### Written request
Show all lines from the data that include the word "하이드로겔".

### Data section

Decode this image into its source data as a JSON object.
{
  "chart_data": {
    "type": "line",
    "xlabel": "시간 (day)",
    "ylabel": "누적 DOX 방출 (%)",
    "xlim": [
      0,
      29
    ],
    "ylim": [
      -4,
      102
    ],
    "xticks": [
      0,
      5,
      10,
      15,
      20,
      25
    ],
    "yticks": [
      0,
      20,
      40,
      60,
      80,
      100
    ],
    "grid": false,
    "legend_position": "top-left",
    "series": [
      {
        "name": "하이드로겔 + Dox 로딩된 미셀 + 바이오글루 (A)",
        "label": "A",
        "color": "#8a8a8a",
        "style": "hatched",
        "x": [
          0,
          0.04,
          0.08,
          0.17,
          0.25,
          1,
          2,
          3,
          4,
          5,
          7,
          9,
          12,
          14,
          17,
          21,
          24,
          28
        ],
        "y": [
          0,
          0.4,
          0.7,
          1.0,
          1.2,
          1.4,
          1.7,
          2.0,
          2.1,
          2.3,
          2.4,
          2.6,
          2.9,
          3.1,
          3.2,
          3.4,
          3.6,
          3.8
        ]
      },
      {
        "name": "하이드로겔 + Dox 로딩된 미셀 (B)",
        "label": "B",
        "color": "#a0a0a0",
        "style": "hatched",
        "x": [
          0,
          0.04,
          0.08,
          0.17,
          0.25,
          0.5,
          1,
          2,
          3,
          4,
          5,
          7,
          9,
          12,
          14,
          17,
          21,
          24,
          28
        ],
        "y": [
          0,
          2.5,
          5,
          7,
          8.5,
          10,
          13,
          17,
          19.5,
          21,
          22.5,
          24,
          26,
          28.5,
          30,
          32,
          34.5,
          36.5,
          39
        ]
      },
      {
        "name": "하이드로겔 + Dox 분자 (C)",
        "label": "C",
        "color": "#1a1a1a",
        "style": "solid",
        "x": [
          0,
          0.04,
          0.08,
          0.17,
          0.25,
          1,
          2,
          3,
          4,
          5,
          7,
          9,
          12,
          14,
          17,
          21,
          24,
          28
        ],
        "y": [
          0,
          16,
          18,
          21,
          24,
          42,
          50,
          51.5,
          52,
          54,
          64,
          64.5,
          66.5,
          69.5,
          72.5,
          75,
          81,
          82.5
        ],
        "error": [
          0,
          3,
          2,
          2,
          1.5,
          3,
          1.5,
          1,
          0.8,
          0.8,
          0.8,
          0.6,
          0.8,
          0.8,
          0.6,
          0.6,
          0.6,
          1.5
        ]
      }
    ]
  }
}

* * *

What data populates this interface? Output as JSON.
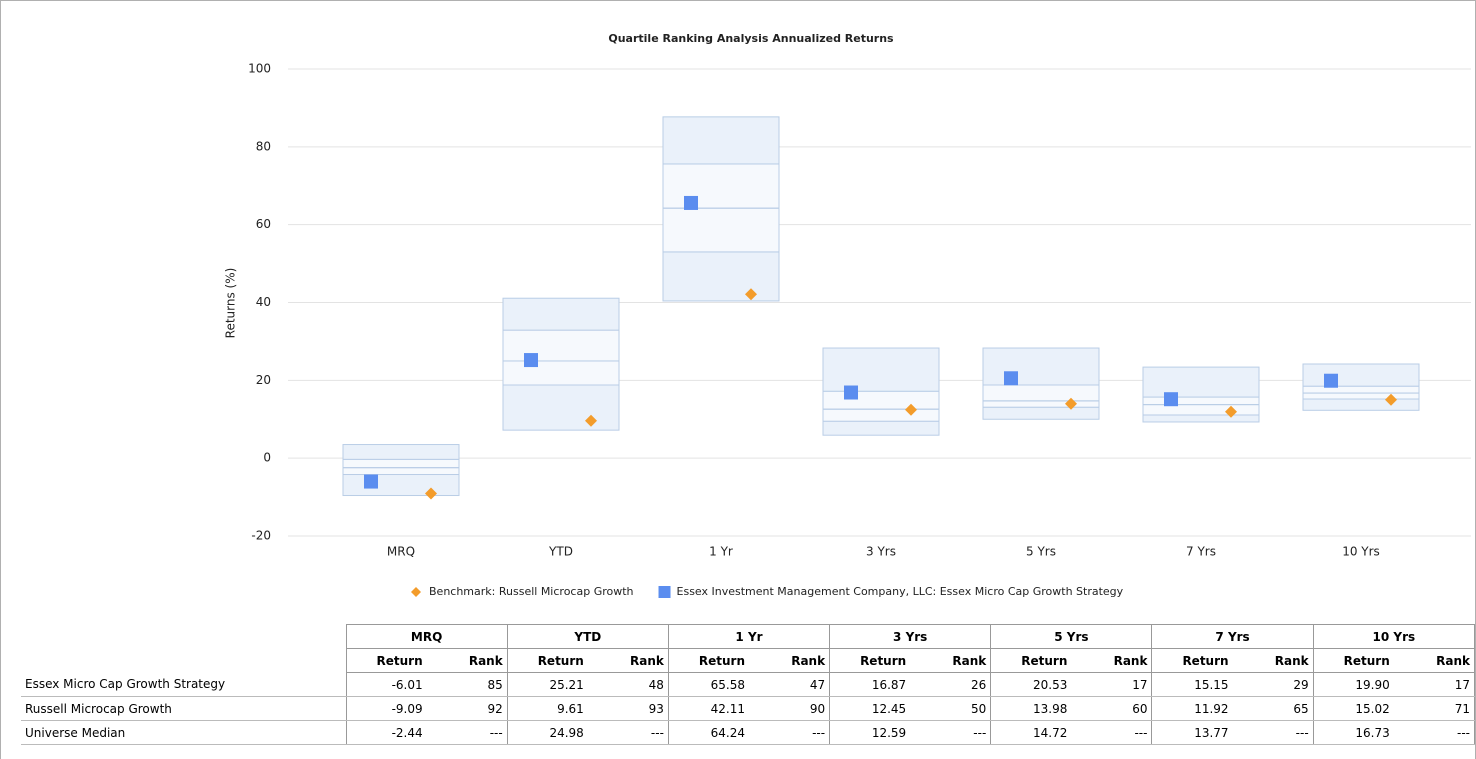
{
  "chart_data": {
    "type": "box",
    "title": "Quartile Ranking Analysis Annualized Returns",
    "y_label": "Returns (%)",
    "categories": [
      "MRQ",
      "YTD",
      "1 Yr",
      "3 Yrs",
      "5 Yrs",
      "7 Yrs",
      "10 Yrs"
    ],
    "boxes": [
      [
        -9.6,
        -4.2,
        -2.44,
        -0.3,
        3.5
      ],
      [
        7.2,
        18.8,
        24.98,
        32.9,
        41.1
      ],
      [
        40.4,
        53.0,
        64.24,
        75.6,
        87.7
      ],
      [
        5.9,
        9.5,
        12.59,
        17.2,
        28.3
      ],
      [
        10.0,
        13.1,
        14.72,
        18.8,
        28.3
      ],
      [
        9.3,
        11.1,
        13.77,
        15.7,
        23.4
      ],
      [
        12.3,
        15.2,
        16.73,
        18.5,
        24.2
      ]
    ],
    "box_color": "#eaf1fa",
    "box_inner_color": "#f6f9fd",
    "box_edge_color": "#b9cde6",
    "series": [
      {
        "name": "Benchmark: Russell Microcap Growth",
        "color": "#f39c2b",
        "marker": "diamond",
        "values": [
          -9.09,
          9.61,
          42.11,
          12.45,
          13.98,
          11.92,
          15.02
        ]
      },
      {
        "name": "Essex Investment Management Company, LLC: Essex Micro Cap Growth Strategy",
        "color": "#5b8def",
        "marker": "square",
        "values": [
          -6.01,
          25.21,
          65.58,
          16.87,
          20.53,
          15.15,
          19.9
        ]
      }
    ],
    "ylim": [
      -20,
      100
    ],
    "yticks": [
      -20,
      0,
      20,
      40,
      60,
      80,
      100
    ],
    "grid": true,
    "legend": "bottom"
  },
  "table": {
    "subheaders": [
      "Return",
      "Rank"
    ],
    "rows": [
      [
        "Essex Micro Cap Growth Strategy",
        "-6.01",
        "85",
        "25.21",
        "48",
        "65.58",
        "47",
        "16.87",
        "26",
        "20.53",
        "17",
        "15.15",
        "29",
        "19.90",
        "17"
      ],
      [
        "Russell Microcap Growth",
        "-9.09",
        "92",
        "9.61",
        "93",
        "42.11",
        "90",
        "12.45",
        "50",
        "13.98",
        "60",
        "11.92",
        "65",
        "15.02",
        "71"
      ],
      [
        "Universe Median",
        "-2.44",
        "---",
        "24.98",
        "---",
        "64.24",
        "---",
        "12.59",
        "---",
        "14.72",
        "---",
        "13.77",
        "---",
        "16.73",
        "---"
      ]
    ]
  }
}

### Written solution
        "name": "하이드로겔 + Dox 로딩된 미셀 + 바이오글루 (A)",
        "name": "하이드로겔 + Dox 로딩된 미셀 (B)",
        "name": "하이드로겔 + Dox 분자 (C)",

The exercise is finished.